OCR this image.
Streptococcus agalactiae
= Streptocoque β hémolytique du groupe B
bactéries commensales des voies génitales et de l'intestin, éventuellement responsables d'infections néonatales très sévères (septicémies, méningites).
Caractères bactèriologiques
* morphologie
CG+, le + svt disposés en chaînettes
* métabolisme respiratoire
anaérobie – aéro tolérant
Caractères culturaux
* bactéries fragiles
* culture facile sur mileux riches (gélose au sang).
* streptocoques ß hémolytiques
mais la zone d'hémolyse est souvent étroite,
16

++++++++

_Written task_
Would you reproduce the material above in full, exactly as given?

_Output of the exercise_
OCR this image.
Streptococcus agalactiae
= Streptocoque β hémolytique du groupe B
bactéries commensales des voies génitales et de l'intestin, éventuellement responsables d'infections néonatales très sévères (septicémies, méningites).
Caractères bactèriologiques
* morphologie
CG+, le + svt disposés en chaînettes
* métabolisme respiratoire
anaérobie – aéro tolérant
Caractères culturaux
* bactéries fragiles
* culture facile sur mileux riches (gélose au sang).
* streptocoques ß hémolytiques
mais la zone d'hémolyse est souvent étroite,
16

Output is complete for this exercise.